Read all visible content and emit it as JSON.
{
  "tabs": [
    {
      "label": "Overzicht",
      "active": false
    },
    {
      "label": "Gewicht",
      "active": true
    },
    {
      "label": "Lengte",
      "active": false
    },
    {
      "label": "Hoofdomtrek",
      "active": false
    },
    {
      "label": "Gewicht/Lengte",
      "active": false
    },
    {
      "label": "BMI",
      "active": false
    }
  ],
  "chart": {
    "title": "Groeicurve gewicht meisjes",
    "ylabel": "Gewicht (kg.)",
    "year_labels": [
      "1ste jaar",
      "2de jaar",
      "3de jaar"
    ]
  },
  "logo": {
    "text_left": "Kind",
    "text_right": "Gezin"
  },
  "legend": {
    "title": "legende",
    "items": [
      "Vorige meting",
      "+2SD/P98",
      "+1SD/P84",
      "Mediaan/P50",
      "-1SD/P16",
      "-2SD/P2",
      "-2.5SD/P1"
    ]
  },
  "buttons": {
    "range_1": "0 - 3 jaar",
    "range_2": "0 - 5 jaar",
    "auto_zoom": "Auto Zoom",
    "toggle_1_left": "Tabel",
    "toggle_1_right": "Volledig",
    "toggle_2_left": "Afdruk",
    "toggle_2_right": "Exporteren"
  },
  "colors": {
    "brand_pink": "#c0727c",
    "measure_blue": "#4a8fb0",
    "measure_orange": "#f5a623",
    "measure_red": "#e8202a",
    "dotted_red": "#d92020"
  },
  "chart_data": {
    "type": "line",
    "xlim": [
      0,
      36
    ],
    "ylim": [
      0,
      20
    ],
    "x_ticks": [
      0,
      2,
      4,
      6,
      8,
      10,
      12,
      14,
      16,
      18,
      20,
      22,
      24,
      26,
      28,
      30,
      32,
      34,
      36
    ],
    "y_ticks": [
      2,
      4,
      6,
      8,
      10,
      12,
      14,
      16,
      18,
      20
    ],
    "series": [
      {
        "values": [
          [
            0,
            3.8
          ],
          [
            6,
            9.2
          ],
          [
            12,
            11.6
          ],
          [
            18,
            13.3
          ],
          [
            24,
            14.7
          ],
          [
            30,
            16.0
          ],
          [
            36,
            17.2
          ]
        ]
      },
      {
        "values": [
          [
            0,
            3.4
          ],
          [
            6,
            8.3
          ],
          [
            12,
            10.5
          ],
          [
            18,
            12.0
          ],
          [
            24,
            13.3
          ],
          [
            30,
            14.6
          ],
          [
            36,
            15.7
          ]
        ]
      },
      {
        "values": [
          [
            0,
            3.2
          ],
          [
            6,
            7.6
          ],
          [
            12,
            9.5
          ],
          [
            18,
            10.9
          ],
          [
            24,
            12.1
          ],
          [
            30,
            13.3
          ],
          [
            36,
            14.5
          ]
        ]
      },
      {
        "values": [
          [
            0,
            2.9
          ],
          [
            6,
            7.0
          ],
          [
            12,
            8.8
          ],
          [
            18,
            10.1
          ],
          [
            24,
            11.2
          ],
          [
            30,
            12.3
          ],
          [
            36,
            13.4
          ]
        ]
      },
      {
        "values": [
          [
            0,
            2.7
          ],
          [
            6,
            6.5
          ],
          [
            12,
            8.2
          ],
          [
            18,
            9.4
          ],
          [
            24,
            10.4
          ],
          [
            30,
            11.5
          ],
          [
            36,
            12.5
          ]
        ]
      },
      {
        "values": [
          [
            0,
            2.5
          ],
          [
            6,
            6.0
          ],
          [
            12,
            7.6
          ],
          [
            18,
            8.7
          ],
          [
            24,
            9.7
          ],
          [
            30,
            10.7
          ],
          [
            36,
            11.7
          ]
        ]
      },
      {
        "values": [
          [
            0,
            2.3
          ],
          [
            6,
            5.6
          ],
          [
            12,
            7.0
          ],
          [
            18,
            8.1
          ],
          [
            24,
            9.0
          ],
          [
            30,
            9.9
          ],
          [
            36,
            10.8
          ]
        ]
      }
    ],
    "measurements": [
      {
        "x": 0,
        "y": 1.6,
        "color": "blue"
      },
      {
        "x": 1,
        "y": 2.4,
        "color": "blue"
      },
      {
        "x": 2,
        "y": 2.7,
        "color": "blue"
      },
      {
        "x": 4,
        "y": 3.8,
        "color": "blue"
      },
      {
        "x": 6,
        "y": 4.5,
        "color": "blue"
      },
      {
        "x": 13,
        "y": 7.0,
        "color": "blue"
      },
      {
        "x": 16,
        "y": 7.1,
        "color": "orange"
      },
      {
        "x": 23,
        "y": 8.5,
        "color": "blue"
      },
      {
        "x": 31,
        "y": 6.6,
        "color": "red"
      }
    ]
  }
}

────

Every line holding "jaar" should be copied out.

#### Solution to this task
      "1ste jaar",
      "2de jaar",
      "3de jaar"
    "range_1": "0 - 3 jaar",
    "range_2": "0 - 5 jaar",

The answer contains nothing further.